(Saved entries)
---*---

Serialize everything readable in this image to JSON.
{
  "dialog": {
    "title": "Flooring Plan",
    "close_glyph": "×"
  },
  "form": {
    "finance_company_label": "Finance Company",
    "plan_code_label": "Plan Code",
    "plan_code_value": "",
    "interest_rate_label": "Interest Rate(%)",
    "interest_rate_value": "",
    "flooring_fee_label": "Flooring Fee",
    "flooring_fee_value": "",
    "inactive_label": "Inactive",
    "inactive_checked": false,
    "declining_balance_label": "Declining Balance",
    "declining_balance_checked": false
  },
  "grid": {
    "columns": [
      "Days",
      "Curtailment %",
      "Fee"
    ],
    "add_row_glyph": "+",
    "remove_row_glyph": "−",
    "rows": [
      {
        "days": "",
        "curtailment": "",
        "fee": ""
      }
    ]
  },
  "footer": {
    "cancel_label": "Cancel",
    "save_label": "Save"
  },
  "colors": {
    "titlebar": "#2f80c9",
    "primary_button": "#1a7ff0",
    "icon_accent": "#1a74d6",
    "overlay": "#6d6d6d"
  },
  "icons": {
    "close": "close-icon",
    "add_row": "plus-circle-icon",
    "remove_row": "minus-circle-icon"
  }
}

---*---

Problem to work on = Among these entries, how many lines include the string "false"? Reply with the number by itself.

Task response = 2